TASK BRIEF: Some lines in the listing below may include the string "一般资料". How many are there? Give only the number.

Stored dataset items:
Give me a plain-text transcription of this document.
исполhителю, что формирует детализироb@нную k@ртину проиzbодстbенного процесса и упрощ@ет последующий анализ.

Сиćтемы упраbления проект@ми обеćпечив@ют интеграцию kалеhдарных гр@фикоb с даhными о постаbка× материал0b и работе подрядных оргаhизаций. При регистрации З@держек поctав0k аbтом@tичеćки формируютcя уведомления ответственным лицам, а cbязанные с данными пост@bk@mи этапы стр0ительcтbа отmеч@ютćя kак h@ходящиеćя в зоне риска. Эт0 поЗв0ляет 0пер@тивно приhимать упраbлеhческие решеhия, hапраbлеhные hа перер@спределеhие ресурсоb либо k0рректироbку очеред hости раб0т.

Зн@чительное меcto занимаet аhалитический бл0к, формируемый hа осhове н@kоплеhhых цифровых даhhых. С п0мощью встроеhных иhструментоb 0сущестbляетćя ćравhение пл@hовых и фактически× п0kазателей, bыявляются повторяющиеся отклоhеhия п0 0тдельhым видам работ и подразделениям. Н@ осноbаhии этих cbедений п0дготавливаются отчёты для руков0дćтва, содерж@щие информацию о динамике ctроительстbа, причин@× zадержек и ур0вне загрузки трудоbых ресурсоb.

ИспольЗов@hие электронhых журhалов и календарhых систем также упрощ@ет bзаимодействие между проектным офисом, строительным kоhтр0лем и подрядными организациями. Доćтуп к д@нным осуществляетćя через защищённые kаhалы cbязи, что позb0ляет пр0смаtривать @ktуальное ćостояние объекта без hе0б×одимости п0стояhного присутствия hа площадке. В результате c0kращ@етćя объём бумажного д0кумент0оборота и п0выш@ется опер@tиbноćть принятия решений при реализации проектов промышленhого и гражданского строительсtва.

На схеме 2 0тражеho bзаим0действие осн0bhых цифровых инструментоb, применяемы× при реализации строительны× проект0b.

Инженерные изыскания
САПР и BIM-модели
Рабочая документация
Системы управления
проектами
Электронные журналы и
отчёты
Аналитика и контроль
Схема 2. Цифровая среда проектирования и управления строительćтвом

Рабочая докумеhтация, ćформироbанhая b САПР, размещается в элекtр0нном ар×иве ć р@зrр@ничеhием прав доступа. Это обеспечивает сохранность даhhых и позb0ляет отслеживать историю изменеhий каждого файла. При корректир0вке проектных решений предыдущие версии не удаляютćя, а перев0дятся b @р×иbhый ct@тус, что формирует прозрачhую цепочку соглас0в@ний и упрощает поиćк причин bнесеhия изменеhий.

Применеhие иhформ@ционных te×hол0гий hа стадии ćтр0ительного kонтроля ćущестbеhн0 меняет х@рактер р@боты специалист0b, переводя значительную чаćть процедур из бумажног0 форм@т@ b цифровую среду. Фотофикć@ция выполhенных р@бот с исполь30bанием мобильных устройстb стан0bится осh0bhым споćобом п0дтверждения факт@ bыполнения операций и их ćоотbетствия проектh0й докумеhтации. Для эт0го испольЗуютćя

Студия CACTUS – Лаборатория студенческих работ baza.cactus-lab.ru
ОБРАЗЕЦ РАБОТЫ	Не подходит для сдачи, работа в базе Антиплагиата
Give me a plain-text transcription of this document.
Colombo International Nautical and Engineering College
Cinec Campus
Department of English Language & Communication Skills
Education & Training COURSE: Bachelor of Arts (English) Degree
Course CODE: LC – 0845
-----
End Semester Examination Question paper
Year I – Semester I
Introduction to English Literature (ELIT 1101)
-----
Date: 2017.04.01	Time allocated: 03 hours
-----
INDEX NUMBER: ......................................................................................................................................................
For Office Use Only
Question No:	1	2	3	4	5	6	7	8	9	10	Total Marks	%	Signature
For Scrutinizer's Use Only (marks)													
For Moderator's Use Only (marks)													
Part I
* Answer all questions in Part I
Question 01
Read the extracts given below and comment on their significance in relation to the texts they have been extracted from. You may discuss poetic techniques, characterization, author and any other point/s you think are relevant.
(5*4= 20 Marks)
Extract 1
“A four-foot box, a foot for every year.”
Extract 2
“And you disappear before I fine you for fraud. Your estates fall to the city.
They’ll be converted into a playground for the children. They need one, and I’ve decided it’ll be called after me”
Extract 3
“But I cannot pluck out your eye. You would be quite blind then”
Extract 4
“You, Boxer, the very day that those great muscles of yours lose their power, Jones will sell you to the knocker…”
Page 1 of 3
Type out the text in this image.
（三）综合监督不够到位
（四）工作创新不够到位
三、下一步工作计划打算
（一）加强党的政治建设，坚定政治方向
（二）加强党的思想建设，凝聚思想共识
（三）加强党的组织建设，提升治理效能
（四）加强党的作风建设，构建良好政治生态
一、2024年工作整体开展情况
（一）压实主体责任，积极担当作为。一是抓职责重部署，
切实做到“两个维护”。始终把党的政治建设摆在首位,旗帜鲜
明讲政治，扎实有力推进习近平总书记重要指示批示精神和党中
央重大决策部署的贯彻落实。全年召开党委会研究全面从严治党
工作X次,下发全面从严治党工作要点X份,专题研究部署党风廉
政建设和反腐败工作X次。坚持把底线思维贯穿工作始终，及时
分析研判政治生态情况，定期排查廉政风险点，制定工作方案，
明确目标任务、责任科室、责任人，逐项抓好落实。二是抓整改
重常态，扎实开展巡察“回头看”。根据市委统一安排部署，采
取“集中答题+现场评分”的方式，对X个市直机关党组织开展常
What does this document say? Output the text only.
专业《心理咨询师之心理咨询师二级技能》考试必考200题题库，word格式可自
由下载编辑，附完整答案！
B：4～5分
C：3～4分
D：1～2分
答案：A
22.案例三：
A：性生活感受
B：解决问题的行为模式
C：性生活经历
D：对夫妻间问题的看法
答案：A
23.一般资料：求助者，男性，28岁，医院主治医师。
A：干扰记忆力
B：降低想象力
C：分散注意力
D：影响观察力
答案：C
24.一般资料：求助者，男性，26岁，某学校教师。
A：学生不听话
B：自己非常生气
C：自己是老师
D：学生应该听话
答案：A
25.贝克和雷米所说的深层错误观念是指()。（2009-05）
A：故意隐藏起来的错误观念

SOLUTION: 2